Entries from a dataset

+++

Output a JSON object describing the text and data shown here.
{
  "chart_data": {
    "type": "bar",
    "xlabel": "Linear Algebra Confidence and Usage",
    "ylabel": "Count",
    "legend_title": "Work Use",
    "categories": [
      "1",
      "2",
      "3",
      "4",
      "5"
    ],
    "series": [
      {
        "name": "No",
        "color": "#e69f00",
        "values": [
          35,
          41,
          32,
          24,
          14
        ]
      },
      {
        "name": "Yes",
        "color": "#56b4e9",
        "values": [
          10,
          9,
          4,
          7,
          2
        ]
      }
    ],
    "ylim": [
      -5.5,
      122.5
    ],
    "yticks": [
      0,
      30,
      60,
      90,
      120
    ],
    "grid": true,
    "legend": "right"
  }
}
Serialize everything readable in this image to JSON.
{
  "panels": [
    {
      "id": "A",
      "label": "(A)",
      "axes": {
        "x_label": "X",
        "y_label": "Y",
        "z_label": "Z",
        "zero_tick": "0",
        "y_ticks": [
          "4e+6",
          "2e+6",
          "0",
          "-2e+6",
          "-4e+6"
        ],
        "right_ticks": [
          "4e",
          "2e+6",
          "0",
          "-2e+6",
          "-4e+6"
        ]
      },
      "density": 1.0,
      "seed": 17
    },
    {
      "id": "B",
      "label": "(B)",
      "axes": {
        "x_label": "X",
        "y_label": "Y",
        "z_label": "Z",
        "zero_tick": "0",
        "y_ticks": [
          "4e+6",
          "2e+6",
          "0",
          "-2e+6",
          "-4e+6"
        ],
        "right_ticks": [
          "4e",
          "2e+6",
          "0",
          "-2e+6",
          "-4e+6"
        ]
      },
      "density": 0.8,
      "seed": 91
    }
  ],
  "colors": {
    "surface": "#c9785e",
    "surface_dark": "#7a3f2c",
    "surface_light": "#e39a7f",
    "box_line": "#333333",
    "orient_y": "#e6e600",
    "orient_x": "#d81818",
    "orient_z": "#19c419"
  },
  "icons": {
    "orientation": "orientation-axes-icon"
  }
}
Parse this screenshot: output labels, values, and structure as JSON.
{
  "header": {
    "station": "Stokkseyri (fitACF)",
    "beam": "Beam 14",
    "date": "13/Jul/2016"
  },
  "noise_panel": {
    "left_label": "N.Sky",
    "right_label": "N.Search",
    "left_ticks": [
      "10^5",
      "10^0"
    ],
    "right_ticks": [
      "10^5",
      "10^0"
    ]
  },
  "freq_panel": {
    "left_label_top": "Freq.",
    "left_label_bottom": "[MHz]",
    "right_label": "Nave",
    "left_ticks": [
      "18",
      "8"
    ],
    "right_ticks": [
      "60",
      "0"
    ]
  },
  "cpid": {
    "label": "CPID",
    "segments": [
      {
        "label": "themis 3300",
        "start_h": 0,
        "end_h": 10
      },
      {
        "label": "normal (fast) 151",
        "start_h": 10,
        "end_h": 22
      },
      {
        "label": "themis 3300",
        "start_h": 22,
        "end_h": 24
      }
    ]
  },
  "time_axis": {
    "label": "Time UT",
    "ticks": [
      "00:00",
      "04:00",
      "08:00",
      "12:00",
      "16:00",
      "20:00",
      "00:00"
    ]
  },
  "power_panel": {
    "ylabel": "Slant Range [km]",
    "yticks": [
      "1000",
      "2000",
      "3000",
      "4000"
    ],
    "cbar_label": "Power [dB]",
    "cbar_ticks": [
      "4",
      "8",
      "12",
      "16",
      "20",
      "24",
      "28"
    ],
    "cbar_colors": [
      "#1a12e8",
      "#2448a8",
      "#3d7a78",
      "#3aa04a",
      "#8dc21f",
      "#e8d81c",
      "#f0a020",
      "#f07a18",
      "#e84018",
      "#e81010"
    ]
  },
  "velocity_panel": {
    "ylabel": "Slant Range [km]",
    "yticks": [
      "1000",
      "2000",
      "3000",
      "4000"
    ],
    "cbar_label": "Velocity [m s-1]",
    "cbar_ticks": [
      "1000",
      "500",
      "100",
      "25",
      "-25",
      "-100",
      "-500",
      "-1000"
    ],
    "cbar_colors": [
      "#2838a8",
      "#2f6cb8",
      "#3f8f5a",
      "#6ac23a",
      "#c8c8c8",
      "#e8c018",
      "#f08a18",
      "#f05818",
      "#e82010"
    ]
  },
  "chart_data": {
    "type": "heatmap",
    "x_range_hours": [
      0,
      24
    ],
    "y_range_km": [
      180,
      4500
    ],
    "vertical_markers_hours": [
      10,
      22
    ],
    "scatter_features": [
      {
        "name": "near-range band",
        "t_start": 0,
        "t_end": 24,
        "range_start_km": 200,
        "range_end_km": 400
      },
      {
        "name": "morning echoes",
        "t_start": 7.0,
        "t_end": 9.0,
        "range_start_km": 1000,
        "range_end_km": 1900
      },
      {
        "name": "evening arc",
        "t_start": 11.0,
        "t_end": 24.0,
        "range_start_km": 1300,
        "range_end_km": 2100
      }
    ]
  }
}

+++

PROBLEM TO WORK ON
Output an exact copy of each record.

SOLUTION TO THIS TASK
Output a JSON object describing the text and data shown here.
{
  "chart_data": {
    "type": "bar",
    "xlabel": "Linear Algebra Confidence and Usage",
    "ylabel": "Count",
    "legend_title": "Work Use",
    "categories": [
      "1",
      "2",
      "3",
      "4",
      "5"
    ],
    "series": [
      {
        "name": "No",
        "color": "#e69f00",
        "values": [
          35,
          41,
          32,
          24,
          14
        ]
      },
      {
        "name": "Yes",
        "color": "#56b4e9",
        "values": [
          10,
          9,
          4,
          7,
          2
        ]
      }
    ],
    "ylim": [
      -5.5,
      122.5
    ],
    "yticks": [
      0,
      30,
      60,
      90,
      120
    ],
    "grid": true,
    "legend": "right"
  }
}
Serialize everything readable in this image to JSON.
{
  "panels": [
    {
      "id": "A",
      "label": "(A)",
      "axes": {
        "x_label": "X",
        "y_label": "Y",
        "z_label": "Z",
        "zero_tick": "0",
        "y_ticks": [
          "4e+6",
          "2e+6",
          "0",
          "-2e+6",
          "-4e+6"
        ],
        "right_ticks": [
          "4e",
          "2e+6",
          "0",
          "-2e+6",
          "-4e+6"
        ]
      },
      "density": 1.0,
      "seed": 17
    },
    {
      "id": "B",
      "label": "(B)",
      "axes": {
        "x_label": "X",
        "y_label": "Y",
        "z_label": "Z",
        "zero_tick": "0",
        "y_ticks": [
          "4e+6",
          "2e+6",
          "0",
          "-2e+6",
          "-4e+6"
        ],
        "right_ticks": [
          "4e",
          "2e+6",
          "0",
          "-2e+6",
          "-4e+6"
        ]
      },
      "density": 0.8,
      "seed": 91
    }
  ],
  "colors": {
    "surface": "#c9785e",
    "surface_dark": "#7a3f2c",
    "surface_light": "#e39a7f",
    "box_line": "#333333",
    "orient_y": "#e6e600",
    "orient_x": "#d81818",
    "orient_z": "#19c419"
  },
  "icons": {
    "orientation": "orientation-axes-icon"
  }
}
Parse this screenshot: output labels, values, and structure as JSON.
{
  "header": {
    "station": "Stokkseyri (fitACF)",
    "beam": "Beam 14",
    "date": "13/Jul/2016"
  },
  "noise_panel": {
    "left_label": "N.Sky",
    "right_label": "N.Search",
    "left_ticks": [
      "10^5",
      "10^0"
    ],
    "right_ticks": [
      "10^5",
      "10^0"
    ]
  },
  "freq_panel": {
    "left_label_top": "Freq.",
    "left_label_bottom": "[MHz]",
    "right_label": "Nave",
    "left_ticks": [
      "18",
      "8"
    ],
    "right_ticks": [
      "60",
      "0"
    ]
  },
  "cpid": {
    "label": "CPID",
    "segments": [
      {
        "label": "themis 3300",
        "start_h": 0,
        "end_h": 10
      },
      {
        "label": "normal (fast) 151",
        "start_h": 10,
        "end_h": 22
      },
      {
        "label": "themis 3300",
        "start_h": 22,
        "end_h": 24
      }
    ]
  },
  "time_axis": {
    "label": "Time UT",
    "ticks": [
      "00:00",
      "04:00",
      "08:00",
      "12:00",
      "16:00",
      "20:00",
      "00:00"
    ]
  },
  "power_panel": {
    "ylabel": "Slant Range [km]",
    "yticks": [
      "1000",
      "2000",
      "3000",
      "4000"
    ],
    "cbar_label": "Power [dB]",
    "cbar_ticks": [
      "4",
      "8",
      "12",
      "16",
      "20",
      "24",
      "28"
    ],
    "cbar_colors": [
      "#1a12e8",
      "#2448a8",
      "#3d7a78",
      "#3aa04a",
      "#8dc21f",
      "#e8d81c",
      "#f0a020",
      "#f07a18",
      "#e84018",
      "#e81010"
    ]
  },
  "velocity_panel": {
    "ylabel": "Slant Range [km]",
    "yticks": [
      "1000",
      "2000",
      "3000",
      "4000"
    ],
    "cbar_label": "Velocity [m s-1]",
    "cbar_ticks": [
      "1000",
      "500",
      "100",
      "25",
      "-25",
      "-100",
      "-500",
      "-1000"
    ],
    "cbar_colors": [
      "#2838a8",
      "#2f6cb8",
      "#3f8f5a",
      "#6ac23a",
      "#c8c8c8",
      "#e8c018",
      "#f08a18",
      "#f05818",
      "#e82010"
    ]
  },
  "chart_data": {
    "type": "heatmap",
    "x_range_hours": [
      0,
      24
    ],
    "y_range_km": [
      180,
      4500
    ],
    "vertical_markers_hours": [
      10,
      22
    ],
    "scatter_features": [
      {
        "name": "near-range band",
        "t_start": 0,
        "t_end": 24,
        "range_start_km": 200,
        "range_end_km": 400
      },
      {
        "name": "morning echoes",
        "t_start": 7.0,
        "t_end": 9.0,
        "range_start_km": 1000,
        "range_end_km": 1900
      },
      {
        "name": "evening arc",
        "t_start": 11.0,
        "t_end": 24.0,
        "range_start_km": 1300,
        "range_end_km": 2100
      }
    ]
  }
}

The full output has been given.